Stored data
================
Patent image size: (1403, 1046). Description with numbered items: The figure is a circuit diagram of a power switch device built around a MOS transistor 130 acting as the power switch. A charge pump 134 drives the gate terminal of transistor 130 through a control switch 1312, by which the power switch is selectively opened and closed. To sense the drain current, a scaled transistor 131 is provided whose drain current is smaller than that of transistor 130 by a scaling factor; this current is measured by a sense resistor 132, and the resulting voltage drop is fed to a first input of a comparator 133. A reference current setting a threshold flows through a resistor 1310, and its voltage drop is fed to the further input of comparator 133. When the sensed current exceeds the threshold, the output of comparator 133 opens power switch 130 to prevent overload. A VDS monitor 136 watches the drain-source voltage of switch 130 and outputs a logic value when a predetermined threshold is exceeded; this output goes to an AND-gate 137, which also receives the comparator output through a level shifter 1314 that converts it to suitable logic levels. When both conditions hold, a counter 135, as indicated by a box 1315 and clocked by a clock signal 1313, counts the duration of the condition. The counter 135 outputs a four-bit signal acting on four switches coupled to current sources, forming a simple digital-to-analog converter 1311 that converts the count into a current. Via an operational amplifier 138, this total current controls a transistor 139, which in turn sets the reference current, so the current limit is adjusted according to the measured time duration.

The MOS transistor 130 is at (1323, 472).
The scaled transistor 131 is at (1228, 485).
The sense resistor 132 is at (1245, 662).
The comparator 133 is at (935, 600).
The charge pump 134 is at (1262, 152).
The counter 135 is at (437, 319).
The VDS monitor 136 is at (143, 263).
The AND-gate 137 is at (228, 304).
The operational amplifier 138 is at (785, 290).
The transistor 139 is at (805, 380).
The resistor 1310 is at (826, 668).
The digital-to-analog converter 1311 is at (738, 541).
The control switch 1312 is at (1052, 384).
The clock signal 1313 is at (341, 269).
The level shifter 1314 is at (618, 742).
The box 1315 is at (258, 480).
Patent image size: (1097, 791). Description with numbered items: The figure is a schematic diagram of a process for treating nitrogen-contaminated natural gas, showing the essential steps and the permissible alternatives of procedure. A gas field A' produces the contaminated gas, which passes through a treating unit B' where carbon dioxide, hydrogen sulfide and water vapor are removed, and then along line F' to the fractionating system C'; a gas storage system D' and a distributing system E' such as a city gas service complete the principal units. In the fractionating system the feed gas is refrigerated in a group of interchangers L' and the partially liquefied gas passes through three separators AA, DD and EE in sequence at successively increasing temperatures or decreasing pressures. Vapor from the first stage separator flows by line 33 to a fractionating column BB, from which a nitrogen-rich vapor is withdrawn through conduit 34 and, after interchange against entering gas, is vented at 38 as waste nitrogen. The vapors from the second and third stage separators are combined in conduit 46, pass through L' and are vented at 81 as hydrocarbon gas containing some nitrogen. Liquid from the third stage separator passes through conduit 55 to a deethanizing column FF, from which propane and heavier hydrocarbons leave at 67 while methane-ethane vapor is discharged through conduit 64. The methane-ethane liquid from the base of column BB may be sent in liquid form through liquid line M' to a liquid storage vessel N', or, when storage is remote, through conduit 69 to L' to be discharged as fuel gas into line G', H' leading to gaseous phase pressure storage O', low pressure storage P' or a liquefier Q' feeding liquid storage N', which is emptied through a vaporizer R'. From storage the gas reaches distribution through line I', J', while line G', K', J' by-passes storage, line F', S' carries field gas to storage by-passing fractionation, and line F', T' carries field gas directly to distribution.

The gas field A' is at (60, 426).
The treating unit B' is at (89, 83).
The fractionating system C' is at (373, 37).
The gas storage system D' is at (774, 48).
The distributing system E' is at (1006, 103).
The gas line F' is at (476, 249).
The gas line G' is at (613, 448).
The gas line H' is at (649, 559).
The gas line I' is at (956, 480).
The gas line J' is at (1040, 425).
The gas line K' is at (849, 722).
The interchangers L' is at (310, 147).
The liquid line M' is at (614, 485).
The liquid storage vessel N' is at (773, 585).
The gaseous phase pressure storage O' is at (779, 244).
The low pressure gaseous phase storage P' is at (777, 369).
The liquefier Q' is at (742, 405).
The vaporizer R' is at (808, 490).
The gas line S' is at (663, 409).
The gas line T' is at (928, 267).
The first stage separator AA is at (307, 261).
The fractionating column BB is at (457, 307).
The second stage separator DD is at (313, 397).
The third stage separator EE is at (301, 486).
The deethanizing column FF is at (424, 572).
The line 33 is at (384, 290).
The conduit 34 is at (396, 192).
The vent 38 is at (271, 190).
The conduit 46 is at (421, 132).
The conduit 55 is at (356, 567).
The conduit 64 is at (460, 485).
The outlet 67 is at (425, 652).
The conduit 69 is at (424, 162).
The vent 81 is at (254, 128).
================
• Stated problem
Retype the material above exactly, from its first line through the line containing "The scaled transistor 131 is at (1228, 485).", including both of those lines.

• Expected answer
Patent image size: (1403, 1046). Description with numbered items: The figure is a circuit diagram of a power switch device built around a MOS transistor 130 acting as the power switch. A charge pump 134 drives the gate terminal of transistor 130 through a control switch 1312, by which the power switch is selectively opened and closed. To sense the drain current, a scaled transistor 131 is provided whose drain current is smaller than that of transistor 130 by a scaling factor; this current is measured by a sense resistor 132, and the resulting voltage drop is fed to a first input of a comparator 133. A reference current setting a threshold flows through a resistor 1310, and its voltage drop is fed to the further input of comparator 133. When the sensed current exceeds the threshold, the output of comparator 133 opens power switch 130 to prevent overload. A VDS monitor 136 watches the drain-source voltage of switch 130 and outputs a logic value when a predetermined threshold is exceeded; this output goes to an AND-gate 137, which also receives the comparator output through a level shifter 1314 that converts it to suitable logic levels. When both conditions hold, a counter 135, as indicated by a box 1315 and clocked by a clock signal 1313, counts the duration of the condition. The counter 135 outputs a four-bit signal acting on four switches coupled to current sources, forming a simple digital-to-analog converter 1311 that converts the count into a current. Via an operational amplifier 138, this total current controls a transistor 139, which in turn sets the reference current, so the current limit is adjusted according to the measured time duration.

The MOS transistor 130 is at (1323, 472).
The scaled transistor 131 is at (1228, 485).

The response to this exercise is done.